(Extracts from a graphics dataset)
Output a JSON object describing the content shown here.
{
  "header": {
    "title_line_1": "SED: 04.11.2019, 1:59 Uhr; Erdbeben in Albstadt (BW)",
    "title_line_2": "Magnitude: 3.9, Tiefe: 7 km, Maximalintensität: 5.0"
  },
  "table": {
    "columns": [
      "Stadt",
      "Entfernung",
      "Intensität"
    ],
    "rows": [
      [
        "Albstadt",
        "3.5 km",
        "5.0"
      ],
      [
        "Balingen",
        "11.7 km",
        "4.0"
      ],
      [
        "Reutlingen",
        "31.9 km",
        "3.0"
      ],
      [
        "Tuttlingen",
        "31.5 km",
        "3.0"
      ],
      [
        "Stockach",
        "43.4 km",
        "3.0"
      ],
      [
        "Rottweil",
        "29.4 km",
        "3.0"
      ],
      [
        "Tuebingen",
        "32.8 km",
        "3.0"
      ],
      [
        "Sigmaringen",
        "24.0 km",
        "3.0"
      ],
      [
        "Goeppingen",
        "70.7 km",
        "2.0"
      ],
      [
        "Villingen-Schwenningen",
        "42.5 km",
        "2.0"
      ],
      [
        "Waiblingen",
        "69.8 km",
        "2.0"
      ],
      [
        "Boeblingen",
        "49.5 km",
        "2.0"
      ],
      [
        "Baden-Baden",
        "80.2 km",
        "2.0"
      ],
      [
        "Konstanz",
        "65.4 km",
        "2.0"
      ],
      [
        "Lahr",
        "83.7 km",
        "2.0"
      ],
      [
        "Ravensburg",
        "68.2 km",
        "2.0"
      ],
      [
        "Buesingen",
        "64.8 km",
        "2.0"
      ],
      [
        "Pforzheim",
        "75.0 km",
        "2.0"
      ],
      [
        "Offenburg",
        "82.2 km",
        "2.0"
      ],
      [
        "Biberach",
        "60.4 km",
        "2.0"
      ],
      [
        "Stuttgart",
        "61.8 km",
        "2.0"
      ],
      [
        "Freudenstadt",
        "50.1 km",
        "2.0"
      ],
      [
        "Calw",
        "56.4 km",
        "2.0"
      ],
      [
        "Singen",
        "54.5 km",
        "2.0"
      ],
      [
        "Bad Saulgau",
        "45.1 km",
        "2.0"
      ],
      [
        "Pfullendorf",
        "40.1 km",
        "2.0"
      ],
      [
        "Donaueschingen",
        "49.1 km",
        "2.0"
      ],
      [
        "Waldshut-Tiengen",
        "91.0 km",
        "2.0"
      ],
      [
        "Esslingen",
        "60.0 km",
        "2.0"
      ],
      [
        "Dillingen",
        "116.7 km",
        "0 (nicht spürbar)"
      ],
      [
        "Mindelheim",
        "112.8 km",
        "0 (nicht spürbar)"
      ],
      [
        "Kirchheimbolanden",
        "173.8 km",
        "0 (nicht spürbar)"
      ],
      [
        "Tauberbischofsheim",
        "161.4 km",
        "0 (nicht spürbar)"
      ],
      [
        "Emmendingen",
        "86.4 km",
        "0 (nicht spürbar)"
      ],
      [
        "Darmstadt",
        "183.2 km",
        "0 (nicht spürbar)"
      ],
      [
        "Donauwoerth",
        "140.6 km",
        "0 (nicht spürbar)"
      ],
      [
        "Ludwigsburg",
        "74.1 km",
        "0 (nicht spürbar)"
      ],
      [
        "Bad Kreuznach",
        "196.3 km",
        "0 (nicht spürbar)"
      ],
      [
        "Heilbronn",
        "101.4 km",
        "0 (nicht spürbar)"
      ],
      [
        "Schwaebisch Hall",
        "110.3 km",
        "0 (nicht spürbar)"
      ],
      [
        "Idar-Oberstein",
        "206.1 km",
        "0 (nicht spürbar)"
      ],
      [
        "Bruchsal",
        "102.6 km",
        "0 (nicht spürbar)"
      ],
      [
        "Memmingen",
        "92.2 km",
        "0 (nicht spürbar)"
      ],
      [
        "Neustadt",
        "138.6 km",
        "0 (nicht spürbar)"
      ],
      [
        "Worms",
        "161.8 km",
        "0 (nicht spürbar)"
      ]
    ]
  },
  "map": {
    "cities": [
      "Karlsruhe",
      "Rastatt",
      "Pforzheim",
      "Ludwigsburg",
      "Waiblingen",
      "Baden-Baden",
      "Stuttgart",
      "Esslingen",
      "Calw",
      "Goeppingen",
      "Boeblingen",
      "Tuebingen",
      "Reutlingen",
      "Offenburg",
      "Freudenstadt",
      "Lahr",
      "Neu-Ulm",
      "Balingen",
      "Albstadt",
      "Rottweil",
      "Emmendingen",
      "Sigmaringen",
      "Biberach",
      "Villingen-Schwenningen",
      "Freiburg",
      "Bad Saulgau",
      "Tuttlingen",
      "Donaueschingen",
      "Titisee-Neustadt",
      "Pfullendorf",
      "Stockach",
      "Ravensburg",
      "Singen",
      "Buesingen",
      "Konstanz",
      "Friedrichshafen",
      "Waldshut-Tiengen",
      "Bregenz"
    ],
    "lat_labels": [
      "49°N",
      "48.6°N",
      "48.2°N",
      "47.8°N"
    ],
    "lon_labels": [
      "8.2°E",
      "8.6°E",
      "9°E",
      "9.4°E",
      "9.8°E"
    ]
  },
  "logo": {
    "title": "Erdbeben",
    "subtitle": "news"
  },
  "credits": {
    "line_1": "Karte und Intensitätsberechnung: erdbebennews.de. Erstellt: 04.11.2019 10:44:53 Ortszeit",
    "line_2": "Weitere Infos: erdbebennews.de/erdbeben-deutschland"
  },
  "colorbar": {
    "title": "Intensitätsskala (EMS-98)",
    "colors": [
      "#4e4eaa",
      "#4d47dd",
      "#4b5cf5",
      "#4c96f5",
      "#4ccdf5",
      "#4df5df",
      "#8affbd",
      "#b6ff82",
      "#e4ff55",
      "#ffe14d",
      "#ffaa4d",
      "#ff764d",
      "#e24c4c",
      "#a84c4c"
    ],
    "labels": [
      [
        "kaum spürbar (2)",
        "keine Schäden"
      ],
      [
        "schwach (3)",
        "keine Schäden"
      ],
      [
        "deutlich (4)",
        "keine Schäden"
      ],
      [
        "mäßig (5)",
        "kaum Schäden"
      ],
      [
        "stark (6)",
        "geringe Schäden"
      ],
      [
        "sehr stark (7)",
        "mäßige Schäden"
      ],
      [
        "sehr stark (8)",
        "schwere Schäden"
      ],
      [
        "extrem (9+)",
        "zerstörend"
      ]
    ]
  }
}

--

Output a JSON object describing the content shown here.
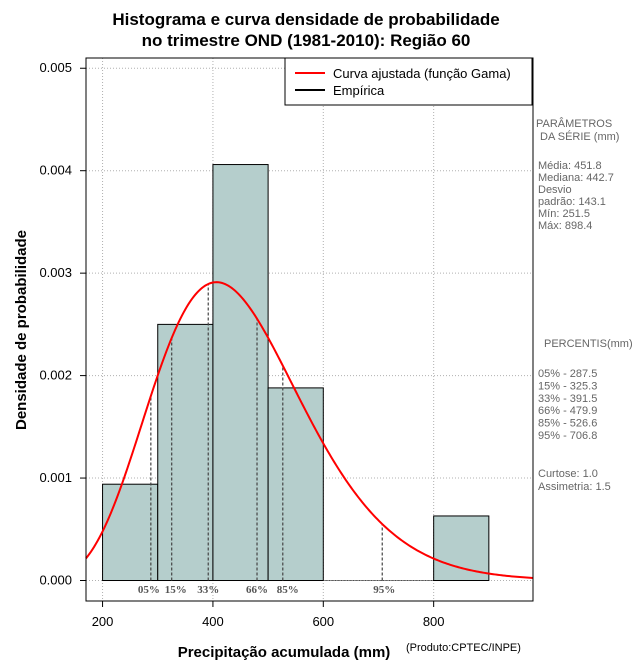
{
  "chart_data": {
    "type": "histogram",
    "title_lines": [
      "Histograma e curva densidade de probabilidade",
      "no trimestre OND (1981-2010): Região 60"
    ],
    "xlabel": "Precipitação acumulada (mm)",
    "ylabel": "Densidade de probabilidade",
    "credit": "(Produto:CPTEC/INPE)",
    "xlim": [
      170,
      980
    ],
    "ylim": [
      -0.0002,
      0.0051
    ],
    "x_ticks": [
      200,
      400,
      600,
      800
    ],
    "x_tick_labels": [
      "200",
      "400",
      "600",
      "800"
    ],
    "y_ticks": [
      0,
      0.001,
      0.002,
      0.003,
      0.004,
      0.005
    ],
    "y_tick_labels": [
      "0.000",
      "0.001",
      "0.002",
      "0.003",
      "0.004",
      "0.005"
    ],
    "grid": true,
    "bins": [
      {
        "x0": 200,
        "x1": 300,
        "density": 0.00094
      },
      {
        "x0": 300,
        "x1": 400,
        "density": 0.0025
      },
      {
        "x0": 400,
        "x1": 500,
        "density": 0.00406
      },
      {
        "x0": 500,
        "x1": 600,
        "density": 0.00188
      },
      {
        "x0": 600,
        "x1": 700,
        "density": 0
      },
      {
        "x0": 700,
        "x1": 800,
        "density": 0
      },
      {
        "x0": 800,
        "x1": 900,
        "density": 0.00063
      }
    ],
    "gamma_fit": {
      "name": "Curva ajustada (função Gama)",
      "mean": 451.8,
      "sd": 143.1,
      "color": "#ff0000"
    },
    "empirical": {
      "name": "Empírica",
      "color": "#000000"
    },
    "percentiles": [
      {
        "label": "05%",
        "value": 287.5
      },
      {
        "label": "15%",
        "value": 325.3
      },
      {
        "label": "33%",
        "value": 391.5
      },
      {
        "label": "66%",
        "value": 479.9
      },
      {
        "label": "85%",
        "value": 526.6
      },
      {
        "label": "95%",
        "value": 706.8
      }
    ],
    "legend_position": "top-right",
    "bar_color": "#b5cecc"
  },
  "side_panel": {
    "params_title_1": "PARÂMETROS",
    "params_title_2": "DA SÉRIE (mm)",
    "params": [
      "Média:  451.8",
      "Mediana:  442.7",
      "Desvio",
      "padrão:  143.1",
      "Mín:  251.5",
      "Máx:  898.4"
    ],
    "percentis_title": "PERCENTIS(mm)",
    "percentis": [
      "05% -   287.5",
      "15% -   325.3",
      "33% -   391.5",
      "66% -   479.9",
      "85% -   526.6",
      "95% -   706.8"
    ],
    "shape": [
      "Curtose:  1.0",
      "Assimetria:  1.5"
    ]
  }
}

**Do this**
Across the records, count the lines holding the string "erdbebennews". Give the number and stop.

**Solution**
2